INSTRUCTIONS FOR THE TASK: Scan the lines below for the string "subtitle" and copy every one that has it.

====

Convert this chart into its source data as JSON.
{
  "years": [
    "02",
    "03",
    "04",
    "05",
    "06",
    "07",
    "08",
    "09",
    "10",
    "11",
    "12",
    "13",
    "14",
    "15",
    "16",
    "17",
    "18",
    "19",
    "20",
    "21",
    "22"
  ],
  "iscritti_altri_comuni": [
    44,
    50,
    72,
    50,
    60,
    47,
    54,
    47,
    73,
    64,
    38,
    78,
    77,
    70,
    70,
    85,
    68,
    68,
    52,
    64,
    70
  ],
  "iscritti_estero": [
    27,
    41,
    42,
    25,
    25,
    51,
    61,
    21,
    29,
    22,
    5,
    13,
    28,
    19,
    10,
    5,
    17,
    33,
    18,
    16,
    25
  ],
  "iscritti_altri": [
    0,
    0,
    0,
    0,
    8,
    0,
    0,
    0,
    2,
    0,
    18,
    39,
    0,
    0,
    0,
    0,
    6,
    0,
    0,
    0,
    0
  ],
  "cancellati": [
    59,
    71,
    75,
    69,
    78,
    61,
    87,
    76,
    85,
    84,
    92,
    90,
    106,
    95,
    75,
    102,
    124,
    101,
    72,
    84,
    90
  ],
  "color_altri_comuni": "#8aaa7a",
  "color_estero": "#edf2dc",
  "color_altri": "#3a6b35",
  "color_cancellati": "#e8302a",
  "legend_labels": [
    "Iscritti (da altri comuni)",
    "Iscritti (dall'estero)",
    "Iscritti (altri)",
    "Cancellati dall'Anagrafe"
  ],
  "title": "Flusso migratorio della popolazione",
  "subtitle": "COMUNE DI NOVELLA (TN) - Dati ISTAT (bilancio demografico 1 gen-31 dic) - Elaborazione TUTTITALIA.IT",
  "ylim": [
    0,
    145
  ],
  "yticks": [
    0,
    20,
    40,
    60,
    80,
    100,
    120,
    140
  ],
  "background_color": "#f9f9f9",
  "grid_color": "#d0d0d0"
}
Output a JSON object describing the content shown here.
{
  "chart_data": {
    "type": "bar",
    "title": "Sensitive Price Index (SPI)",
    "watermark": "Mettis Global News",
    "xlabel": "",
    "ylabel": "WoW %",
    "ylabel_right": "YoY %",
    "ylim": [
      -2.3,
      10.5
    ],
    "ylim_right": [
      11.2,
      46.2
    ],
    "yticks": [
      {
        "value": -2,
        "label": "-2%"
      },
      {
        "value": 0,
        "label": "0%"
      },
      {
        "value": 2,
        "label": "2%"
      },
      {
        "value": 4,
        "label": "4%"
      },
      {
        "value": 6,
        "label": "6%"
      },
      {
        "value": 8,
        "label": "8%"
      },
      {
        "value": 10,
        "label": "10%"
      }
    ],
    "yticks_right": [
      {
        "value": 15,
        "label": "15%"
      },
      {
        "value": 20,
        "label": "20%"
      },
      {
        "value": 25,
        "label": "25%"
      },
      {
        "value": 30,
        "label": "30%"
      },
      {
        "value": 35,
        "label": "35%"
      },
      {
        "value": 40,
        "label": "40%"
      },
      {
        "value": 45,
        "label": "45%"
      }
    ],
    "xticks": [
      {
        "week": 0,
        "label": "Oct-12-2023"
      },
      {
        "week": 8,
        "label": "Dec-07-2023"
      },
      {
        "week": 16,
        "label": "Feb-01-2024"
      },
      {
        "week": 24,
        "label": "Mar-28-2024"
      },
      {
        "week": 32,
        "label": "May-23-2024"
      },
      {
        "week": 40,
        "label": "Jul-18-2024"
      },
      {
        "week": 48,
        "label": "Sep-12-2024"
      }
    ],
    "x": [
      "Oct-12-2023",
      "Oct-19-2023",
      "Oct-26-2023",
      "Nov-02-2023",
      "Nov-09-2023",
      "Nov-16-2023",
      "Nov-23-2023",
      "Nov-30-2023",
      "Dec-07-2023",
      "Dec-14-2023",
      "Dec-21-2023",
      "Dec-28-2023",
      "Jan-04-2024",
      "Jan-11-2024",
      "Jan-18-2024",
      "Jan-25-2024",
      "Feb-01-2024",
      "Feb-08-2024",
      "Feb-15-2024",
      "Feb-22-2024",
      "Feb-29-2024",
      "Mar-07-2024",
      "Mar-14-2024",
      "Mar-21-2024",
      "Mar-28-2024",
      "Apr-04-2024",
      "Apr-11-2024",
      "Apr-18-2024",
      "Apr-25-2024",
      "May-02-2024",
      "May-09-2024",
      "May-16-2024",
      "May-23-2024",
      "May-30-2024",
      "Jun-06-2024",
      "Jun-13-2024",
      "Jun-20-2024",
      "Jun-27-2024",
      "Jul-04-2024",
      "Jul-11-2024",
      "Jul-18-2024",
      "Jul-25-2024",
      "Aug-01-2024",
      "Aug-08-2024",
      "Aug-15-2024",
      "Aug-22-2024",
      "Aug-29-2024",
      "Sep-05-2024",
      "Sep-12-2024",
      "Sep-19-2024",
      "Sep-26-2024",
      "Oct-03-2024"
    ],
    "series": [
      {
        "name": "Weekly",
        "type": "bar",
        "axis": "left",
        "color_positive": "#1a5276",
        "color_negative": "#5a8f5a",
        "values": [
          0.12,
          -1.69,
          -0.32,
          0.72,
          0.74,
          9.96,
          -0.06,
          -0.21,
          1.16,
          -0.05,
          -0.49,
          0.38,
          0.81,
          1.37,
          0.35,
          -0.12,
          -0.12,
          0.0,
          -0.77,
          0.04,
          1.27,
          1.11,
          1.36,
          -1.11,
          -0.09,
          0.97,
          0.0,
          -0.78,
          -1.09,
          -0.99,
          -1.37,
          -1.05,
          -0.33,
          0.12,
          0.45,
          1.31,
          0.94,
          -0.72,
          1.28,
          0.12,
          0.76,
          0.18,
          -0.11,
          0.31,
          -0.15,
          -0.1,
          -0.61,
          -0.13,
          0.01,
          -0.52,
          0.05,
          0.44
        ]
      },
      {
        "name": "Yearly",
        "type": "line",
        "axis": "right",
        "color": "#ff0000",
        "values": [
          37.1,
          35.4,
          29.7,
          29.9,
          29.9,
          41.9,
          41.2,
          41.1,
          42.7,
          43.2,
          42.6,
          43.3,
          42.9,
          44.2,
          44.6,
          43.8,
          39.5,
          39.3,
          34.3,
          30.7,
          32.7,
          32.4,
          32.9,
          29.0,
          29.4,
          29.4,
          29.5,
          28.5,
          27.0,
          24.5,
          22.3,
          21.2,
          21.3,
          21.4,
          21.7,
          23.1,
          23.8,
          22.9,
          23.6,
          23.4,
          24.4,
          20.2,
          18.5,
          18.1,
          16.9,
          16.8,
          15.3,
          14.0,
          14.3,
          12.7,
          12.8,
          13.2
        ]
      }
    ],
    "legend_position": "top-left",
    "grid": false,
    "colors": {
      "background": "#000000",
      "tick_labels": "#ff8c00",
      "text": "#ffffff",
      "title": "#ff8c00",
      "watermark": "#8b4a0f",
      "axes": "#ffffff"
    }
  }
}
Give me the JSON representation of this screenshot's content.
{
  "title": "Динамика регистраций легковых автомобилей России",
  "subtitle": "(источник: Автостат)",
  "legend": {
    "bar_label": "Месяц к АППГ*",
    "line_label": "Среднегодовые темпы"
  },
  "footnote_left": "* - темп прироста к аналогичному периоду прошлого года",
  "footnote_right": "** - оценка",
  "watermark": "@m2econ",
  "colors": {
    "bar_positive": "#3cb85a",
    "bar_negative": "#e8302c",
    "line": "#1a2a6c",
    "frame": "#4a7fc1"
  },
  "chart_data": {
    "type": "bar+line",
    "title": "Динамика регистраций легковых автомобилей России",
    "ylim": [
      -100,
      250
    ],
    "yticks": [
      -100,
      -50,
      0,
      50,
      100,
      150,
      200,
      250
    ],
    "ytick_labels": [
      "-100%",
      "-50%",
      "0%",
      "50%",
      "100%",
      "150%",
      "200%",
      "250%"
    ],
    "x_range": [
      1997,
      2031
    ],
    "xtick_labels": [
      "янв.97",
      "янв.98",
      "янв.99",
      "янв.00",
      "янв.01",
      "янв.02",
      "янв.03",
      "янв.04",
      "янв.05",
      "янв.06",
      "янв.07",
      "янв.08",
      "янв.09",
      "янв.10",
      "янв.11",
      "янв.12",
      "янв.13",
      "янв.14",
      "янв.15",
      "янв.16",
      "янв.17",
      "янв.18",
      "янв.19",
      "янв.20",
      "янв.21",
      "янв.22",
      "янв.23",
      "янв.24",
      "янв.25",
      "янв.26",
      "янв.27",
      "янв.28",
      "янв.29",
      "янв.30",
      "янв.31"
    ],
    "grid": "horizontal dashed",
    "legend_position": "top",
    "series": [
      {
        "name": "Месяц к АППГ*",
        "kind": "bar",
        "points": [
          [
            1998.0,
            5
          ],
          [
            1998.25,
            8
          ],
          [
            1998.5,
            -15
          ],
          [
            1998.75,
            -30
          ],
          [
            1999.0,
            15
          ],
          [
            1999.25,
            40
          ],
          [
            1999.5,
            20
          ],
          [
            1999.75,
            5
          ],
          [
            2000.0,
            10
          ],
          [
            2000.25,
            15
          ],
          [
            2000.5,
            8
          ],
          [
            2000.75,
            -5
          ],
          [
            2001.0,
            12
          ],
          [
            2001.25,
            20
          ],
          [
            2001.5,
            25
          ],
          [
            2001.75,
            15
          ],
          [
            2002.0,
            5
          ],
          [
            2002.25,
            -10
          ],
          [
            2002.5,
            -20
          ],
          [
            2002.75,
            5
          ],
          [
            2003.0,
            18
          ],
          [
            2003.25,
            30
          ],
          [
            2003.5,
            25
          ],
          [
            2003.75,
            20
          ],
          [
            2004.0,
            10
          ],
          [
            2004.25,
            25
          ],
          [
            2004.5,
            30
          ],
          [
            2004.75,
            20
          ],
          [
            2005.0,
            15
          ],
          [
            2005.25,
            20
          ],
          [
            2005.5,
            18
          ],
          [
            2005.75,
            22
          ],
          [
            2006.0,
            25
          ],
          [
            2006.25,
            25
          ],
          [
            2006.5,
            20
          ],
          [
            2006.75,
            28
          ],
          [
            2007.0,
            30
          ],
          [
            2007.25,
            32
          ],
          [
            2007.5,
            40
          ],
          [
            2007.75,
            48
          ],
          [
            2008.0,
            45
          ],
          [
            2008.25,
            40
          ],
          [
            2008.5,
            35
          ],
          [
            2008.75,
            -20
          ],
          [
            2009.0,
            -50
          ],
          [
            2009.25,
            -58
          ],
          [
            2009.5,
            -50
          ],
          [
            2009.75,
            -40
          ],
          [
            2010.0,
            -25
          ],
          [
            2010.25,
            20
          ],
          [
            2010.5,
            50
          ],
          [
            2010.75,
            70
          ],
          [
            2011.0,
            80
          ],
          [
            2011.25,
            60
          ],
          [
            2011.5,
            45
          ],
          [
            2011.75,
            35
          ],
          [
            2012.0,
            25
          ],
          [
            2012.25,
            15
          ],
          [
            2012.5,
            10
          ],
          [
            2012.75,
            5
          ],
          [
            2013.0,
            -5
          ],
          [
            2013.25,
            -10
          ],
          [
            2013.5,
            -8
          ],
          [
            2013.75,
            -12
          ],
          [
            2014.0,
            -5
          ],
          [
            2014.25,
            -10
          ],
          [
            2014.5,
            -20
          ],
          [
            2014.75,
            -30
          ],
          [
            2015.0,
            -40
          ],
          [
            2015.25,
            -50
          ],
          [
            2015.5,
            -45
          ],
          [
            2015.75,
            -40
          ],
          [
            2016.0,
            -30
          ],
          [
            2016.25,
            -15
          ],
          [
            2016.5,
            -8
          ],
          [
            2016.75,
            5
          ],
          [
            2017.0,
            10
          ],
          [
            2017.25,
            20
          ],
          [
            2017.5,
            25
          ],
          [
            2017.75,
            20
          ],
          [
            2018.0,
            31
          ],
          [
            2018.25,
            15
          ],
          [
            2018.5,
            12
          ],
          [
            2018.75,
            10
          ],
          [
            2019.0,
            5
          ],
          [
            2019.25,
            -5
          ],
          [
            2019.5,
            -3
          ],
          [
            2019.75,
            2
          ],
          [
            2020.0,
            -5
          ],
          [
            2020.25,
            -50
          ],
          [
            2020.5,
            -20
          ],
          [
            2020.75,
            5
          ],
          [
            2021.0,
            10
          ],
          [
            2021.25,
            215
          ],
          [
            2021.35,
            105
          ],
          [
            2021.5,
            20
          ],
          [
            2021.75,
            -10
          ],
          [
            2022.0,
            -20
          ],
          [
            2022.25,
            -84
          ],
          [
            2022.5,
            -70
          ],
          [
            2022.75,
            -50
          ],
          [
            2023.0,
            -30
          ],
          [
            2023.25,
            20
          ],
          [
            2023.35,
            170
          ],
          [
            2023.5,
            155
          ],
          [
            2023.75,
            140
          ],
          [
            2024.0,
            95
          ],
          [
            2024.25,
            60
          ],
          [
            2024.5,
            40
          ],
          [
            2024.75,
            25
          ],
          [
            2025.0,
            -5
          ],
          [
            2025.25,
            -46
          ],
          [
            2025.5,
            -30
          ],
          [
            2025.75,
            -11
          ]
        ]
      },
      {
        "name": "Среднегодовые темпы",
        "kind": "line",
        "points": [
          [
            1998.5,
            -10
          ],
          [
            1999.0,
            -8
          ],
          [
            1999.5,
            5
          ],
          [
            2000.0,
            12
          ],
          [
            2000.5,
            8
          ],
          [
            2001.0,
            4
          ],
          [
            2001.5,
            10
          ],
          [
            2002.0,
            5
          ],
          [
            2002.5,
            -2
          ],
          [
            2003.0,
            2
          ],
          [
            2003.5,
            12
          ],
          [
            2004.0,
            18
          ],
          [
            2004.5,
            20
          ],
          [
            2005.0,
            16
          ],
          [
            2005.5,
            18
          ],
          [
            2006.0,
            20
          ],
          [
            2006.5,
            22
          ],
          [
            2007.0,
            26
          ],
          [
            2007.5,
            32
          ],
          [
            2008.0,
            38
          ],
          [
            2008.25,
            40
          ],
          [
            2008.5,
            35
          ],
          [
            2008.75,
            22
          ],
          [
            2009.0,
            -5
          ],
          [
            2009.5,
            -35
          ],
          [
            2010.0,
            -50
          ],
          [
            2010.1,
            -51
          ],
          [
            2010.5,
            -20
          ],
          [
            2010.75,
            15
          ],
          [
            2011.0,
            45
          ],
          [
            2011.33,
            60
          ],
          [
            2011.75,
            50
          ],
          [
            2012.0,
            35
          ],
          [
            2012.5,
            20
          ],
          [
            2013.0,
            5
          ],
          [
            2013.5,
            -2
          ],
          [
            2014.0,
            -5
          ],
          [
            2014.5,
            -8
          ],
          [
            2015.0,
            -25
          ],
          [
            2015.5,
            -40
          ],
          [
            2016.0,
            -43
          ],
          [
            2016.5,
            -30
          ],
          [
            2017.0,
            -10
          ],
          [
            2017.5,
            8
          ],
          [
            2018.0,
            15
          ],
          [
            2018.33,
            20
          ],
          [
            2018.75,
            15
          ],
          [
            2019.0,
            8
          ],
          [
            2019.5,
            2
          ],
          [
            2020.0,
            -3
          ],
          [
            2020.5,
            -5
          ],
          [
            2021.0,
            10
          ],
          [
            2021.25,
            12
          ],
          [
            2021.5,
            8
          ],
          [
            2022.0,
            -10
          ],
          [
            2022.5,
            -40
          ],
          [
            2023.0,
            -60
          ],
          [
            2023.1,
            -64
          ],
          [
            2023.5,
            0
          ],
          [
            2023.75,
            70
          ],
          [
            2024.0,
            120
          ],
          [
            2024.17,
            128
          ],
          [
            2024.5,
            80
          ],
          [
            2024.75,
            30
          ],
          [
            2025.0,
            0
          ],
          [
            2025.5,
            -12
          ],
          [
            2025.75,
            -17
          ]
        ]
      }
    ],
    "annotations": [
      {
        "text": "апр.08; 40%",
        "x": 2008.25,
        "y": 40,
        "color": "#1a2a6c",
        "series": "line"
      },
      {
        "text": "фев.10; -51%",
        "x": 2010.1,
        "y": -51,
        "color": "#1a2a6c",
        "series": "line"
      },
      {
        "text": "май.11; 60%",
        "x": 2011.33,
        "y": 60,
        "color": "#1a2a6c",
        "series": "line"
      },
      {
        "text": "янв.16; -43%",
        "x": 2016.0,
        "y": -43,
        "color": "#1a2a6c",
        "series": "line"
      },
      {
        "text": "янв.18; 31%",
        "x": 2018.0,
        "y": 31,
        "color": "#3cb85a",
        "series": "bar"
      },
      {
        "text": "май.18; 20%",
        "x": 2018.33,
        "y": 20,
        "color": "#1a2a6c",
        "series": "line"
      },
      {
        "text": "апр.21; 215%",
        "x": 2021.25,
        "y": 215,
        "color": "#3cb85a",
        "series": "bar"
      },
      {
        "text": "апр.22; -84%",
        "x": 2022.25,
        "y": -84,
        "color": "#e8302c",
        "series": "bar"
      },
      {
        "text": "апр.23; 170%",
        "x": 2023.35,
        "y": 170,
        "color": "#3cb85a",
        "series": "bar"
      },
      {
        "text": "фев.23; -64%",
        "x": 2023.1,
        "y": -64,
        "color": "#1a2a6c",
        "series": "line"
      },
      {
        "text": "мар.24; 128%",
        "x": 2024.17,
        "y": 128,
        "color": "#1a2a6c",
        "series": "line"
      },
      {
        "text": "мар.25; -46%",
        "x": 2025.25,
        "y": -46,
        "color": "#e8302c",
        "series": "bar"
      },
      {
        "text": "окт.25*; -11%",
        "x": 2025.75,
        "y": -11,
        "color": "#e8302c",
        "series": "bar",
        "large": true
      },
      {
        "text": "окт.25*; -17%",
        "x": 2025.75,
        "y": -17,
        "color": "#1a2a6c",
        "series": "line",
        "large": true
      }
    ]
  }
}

====

WRITTEN ANSWER:
  "subtitle": "COMUNE DI NOVELLA (TN) - Dati ISTAT (bilancio demografico 1 gen-31 dic) - Elaborazione TUTTITALIA.IT",
  "subtitle": "(источник: Автостат)",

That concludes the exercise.